> _TASK BRIEF_: Type out the records that follow, exactly as given.

=== DATA FOR THE TASK ===

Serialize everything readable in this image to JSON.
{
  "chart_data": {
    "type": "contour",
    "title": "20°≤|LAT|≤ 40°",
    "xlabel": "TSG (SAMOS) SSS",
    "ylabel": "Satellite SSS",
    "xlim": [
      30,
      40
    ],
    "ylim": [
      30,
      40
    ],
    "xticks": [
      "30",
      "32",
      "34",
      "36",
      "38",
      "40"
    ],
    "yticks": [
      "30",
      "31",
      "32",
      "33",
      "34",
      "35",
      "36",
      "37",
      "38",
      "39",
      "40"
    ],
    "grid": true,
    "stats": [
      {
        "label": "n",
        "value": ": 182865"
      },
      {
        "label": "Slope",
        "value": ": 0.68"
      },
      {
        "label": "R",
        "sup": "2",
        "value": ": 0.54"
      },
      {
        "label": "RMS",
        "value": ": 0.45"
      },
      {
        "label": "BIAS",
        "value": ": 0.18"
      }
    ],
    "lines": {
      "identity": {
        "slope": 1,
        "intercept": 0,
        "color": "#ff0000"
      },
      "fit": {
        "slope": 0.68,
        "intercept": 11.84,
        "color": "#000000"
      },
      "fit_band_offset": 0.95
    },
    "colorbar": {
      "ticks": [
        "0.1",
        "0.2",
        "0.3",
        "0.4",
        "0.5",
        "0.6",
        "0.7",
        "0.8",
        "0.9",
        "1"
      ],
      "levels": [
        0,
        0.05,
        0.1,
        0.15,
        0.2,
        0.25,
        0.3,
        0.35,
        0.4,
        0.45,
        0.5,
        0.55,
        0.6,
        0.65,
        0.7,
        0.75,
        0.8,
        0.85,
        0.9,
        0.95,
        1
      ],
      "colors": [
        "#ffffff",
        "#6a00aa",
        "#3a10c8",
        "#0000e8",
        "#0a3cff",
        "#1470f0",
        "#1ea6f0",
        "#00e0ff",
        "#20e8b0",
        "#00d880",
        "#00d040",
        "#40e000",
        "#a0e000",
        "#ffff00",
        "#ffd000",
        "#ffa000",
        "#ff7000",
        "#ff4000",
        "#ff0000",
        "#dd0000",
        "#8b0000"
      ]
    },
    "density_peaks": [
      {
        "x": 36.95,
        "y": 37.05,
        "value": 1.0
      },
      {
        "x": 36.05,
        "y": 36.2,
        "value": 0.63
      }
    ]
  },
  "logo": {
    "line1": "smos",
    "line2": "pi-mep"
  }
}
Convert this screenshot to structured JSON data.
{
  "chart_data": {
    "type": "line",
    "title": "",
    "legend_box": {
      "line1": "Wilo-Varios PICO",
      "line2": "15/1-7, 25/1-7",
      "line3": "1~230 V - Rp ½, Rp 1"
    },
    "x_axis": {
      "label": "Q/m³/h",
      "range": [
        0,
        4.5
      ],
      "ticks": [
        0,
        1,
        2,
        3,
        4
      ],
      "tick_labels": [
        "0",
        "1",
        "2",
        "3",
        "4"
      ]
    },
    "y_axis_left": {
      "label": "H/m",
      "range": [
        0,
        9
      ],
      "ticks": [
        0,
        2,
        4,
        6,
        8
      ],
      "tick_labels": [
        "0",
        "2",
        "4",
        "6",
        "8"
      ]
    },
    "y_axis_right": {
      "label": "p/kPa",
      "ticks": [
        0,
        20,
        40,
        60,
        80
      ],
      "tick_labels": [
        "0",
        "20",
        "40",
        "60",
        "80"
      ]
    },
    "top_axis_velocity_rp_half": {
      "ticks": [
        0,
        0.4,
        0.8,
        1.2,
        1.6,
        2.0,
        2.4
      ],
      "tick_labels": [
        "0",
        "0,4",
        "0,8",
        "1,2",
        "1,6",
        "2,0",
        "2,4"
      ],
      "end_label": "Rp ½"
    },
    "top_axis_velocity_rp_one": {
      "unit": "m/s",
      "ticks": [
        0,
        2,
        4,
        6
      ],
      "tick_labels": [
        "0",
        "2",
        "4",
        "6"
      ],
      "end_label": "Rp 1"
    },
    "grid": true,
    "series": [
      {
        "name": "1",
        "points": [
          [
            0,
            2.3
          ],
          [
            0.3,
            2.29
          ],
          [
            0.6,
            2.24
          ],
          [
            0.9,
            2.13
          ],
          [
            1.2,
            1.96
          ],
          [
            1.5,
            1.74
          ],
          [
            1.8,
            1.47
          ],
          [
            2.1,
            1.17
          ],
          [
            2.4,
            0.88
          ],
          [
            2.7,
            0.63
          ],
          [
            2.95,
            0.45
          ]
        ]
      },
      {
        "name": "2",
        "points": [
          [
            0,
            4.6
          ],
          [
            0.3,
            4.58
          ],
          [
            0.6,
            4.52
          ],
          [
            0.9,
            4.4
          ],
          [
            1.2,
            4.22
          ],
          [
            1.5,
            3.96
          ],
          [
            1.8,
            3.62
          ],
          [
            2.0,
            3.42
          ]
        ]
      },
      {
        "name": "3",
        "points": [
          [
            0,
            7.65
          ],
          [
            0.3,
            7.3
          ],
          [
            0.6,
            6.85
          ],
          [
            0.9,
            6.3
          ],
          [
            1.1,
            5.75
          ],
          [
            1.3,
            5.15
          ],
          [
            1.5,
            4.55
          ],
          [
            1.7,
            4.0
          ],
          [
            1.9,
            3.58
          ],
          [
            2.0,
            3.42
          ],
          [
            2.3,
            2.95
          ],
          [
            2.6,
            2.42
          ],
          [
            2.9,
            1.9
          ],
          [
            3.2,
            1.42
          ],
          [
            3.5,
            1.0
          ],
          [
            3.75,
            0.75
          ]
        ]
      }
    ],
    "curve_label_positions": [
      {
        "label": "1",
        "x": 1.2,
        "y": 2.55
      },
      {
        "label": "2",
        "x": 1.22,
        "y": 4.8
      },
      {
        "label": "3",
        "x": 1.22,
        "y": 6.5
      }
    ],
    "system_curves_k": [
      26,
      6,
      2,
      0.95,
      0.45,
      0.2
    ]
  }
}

===

> _WRITTEN RESPONSE_:
Serialize everything readable in this image to JSON.
{
  "chart_data": {
    "type": "contour",
    "title": "20°≤|LAT|≤ 40°",
    "xlabel": "TSG (SAMOS) SSS",
    "ylabel": "Satellite SSS",
    "xlim": [
      30,
      40
    ],
    "ylim": [
      30,
      40
    ],
    "xticks": [
      "30",
      "32",
      "34",
      "36",
      "38",
      "40"
    ],
    "yticks": [
      "30",
      "31",
      "32",
      "33",
      "34",
      "35",
      "36",
      "37",
      "38",
      "39",
      "40"
    ],
    "grid": true,
    "stats": [
      {
        "label": "n",
        "value": ": 182865"
      },
      {
        "label": "Slope",
        "value": ": 0.68"
      },
      {
        "label": "R",
        "sup": "2",
        "value": ": 0.54"
      },
      {
        "label": "RMS",
        "value": ": 0.45"
      },
      {
        "label": "BIAS",
        "value": ": 0.18"
      }
    ],
    "lines": {
      "identity": {
        "slope": 1,
        "intercept": 0,
        "color": "#ff0000"
      },
      "fit": {
        "slope": 0.68,
        "intercept": 11.84,
        "color": "#000000"
      },
      "fit_band_offset": 0.95
    },
    "colorbar": {
      "ticks": [
        "0.1",
        "0.2",
        "0.3",
        "0.4",
        "0.5",
        "0.6",
        "0.7",
        "0.8",
        "0.9",
        "1"
      ],
      "levels": [
        0,
        0.05,
        0.1,
        0.15,
        0.2,
        0.25,
        0.3,
        0.35,
        0.4,
        0.45,
        0.5,
        0.55,
        0.6,
        0.65,
        0.7,
        0.75,
        0.8,
        0.85,
        0.9,
        0.95,
        1
      ],
      "colors": [
        "#ffffff",
        "#6a00aa",
        "#3a10c8",
        "#0000e8",
        "#0a3cff",
        "#1470f0",
        "#1ea6f0",
        "#00e0ff",
        "#20e8b0",
        "#00d880",
        "#00d040",
        "#40e000",
        "#a0e000",
        "#ffff00",
        "#ffd000",
        "#ffa000",
        "#ff7000",
        "#ff4000",
        "#ff0000",
        "#dd0000",
        "#8b0000"
      ]
    },
    "density_peaks": [
      {
        "x": 36.95,
        "y": 37.05,
        "value": 1.0
      },
      {
        "x": 36.05,
        "y": 36.2,
        "value": 0.63
      }
    ]
  },
  "logo": {
    "line1": "smos",
    "line2": "pi-mep"
  }
}
Convert this screenshot to structured JSON data.
{
  "chart_data": {
    "type": "line",
    "title": "",
    "legend_box": {
      "line1": "Wilo-Varios PICO",
      "line2": "15/1-7, 25/1-7",
      "line3": "1~230 V - Rp ½, Rp 1"
    },
    "x_axis": {
      "label": "Q/m³/h",
      "range": [
        0,
        4.5
      ],
      "ticks": [
        0,
        1,
        2,
        3,
        4
      ],
      "tick_labels": [
        "0",
        "1",
        "2",
        "3",
        "4"
      ]
    },
    "y_axis_left": {
      "label": "H/m",
      "range": [
        0,
        9
      ],
      "ticks": [
        0,
        2,
        4,
        6,
        8
      ],
      "tick_labels": [
        "0",
        "2",
        "4",
        "6",
        "8"
      ]
    },
    "y_axis_right": {
      "label": "p/kPa",
      "ticks": [
        0,
        20,
        40,
        60,
        80
      ],
      "tick_labels": [
        "0",
        "20",
        "40",
        "60",
        "80"
      ]
    },
    "top_axis_velocity_rp_half": {
      "ticks": [
        0,
        0.4,
        0.8,
        1.2,
        1.6,
        2.0,
        2.4
      ],
      "tick_labels": [
        "0",
        "0,4",
        "0,8",
        "1,2",
        "1,6",
        "2,0",
        "2,4"
      ],
      "end_label": "Rp ½"
    },
    "top_axis_velocity_rp_one": {
      "unit": "m/s",
      "ticks": [
        0,
        2,
        4,
        6
      ],
      "tick_labels": [
        "0",
        "2",
        "4",
        "6"
      ],
      "end_label": "Rp 1"
    },
    "grid": true,
    "series": [
      {
        "name": "1",
        "points": [
          [
            0,
            2.3
          ],
          [
            0.3,
            2.29
          ],
          [
            0.6,
            2.24
          ],
          [
            0.9,
            2.13
          ],
          [
            1.2,
            1.96
          ],
          [
            1.5,
            1.74
          ],
          [
            1.8,
            1.47
          ],
          [
            2.1,
            1.17
          ],
          [
            2.4,
            0.88
          ],
          [
            2.7,
            0.63
          ],
          [
            2.95,
            0.45
          ]
        ]
      },
      {
        "name": "2",
        "points": [
          [
            0,
            4.6
          ],
          [
            0.3,
            4.58
          ],
          [
            0.6,
            4.52
          ],
          [
            0.9,
            4.4
          ],
          [
            1.2,
            4.22
          ],
          [
            1.5,
            3.96
          ],
          [
            1.8,
            3.62
          ],
          [
            2.0,
            3.42
          ]
        ]
      },
      {
        "name": "3",
        "points": [
          [
            0,
            7.65
          ],
          [
            0.3,
            7.3
          ],
          [
            0.6,
            6.85
          ],
          [
            0.9,
            6.3
          ],
          [
            1.1,
            5.75
          ],
          [
            1.3,
            5.15
          ],
          [
            1.5,
            4.55
          ],
          [
            1.7,
            4.0
          ],
          [
            1.9,
            3.58
          ],
          [
            2.0,
            3.42
          ],
          [
            2.3,
            2.95
          ],
          [
            2.6,
            2.42
          ],
          [
            2.9,
            1.9
          ],
          [
            3.2,
            1.42
          ],
          [
            3.5,
            1.0
          ],
          [
            3.75,
            0.75
          ]
        ]
      }
    ],
    "curve_label_positions": [
      {
        "label": "1",
        "x": 1.2,
        "y": 2.55
      },
      {
        "label": "2",
        "x": 1.22,
        "y": 4.8
      },
      {
        "label": "3",
        "x": 1.22,
        "y": 6.5
      }
    ],
    "system_curves_k": [
      26,
      6,
      2,
      0.95,
      0.45,
      0.2
    ]
  }
}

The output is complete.